§ Exercise inputs:
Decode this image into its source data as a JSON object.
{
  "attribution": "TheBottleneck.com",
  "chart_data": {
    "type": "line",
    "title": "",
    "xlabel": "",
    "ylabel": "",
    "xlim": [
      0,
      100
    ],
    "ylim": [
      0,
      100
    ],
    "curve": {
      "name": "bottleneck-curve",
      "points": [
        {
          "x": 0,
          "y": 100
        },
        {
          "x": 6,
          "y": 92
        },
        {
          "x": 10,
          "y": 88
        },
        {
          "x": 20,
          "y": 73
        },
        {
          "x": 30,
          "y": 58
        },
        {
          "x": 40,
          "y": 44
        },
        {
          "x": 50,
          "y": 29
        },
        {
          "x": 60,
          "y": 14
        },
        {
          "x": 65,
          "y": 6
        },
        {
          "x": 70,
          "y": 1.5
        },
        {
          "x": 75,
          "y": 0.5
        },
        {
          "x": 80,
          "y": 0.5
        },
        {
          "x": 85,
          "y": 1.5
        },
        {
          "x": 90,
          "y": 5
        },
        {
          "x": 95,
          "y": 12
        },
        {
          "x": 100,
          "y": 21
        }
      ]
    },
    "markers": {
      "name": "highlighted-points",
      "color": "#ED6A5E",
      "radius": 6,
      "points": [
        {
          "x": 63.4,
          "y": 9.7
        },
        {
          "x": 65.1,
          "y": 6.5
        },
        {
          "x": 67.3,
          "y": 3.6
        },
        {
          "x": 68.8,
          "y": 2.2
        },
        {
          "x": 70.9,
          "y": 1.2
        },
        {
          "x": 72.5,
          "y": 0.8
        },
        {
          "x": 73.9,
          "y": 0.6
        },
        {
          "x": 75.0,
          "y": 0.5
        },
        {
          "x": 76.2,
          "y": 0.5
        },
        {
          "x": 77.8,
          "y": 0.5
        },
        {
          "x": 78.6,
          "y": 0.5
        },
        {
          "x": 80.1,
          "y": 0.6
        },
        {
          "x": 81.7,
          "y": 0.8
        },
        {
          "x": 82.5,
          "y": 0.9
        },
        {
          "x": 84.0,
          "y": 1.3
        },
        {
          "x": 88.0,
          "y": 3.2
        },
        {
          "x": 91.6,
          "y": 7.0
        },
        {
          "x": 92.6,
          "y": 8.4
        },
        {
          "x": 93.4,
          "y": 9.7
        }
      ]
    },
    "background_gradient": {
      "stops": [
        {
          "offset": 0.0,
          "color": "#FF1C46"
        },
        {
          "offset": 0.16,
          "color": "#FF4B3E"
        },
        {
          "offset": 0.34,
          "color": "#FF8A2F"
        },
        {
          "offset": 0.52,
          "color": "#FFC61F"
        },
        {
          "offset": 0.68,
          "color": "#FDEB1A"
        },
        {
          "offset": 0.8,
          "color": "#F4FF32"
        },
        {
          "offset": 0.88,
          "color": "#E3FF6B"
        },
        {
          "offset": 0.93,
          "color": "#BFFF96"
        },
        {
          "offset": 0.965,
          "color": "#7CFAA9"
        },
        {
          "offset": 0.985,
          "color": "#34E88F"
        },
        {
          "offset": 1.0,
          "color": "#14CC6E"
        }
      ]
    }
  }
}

§ Short task: In the entries above, find each line with the word "name" and show it.

§ Answer below:
      "name": "bottleneck-curve",
      "name": "highlighted-points",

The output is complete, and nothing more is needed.